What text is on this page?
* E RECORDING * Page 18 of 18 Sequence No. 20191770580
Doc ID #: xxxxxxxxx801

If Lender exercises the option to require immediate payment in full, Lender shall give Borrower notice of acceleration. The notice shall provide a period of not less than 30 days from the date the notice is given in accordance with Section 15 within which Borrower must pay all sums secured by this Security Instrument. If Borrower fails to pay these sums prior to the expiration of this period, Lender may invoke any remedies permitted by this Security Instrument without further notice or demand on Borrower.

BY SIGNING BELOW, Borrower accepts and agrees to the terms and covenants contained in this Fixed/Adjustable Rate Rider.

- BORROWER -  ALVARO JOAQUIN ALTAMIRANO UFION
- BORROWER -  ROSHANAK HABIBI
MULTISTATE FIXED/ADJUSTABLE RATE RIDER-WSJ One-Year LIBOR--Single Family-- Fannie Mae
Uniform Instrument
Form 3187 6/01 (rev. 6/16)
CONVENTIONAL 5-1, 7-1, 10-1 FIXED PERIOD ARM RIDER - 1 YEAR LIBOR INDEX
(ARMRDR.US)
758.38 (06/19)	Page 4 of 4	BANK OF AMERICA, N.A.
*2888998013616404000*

Your objective: Repeat every record, keeping each word and mark exactly as it is.

Answer to this task:
What text is on this page?
* E RECORDING * Page 18 of 18 Sequence No. 20191770580
Doc ID #: xxxxxxxxx801

If Lender exercises the option to require immediate payment in full, Lender shall give Borrower notice of acceleration. The notice shall provide a period of not less than 30 days from the date the notice is given in accordance with Section 15 within which Borrower must pay all sums secured by this Security Instrument. If Borrower fails to pay these sums prior to the expiration of this period, Lender may invoke any remedies permitted by this Security Instrument without further notice or demand on Borrower.

BY SIGNING BELOW, Borrower accepts and agrees to the terms and covenants contained in this Fixed/Adjustable Rate Rider.

- BORROWER -  ALVARO JOAQUIN ALTAMIRANO UFION
- BORROWER -  ROSHANAK HABIBI
MULTISTATE FIXED/ADJUSTABLE RATE RIDER-WSJ One-Year LIBOR--Single Family-- Fannie Mae
Uniform Instrument
Form 3187 6/01 (rev. 6/16)
CONVENTIONAL 5-1, 7-1, 10-1 FIXED PERIOD ARM RIDER - 1 YEAR LIBOR INDEX
(ARMRDR.US)
758.38 (06/19)	Page 4 of 4	BANK OF AMERICA, N.A.
*2888998013616404000*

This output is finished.